• [What to do]: Please copy the forum thread on file-system reliability word for word, starting with "An increasingly common" and going on through "topics in exams??".

• [Excerpted text]:
Or is writing the track bitmap (superblock) in multiple places more of a issue here like in co501-02 q1 ?
What you say about archiving is true, i.e. it's a useful way of storing non-frequently used data. But the main reason for archiving (besides backup) is to free up disk space, so it's not really suitable for helping to detect/recover the file-system after system failures.
Writing the superblock (which isn't actually a track bitmap as such, it's typically a block with file-system specific settings, e.g. the location of any bitmaps, etc.) multiple times is sort of what the question's asking for, but consider how that would (or wouldn't) help here. Writing the maps multiple times might help, but that's more to guard against disk failure.
To ensure reliability/integrity after a system failure, you need to consider what state things could be left in if the system failed mid-way through an update on the file-maps, etc. And what, in the design, could be done to help achieve this. Multiple file-maps might help, e.g. you'd see that some are different (possibly), but how would you know which ones were right ..?
An increasingly common technique is to use a file-system "journal" (or log), but you'd need to talk this through a bit for 7 marks, and probably mention some other things. E.g. how does a journal help to ensure reliability/integrity ? or how can you tell 'good' file-maps from 'bad' file-maps ?
Keywords: exams
Is the content of the last two lectures, i.e. the Case studies, examinable? i mean will there be any questions on those topics in exams??

• [Supplied information]:
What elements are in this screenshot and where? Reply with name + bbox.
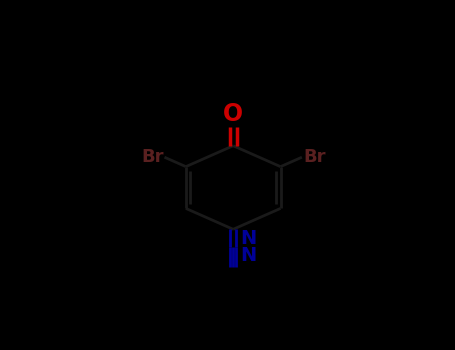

• [Answer below]:
An increasingly common technique is to use a file-system "journal" (or log), but you'd need to talk this through a bit for 7 marks, and probably mention some other things. E.g. how does a journal help to ensure reliability/integrity ? or how can you tell 'good' file-maps from 'bad' file-maps ?
Keywords: exams
Is the content of the last two lectures, i.e. the Case studies, examinable? i mean will there be any questions on those topics in exams??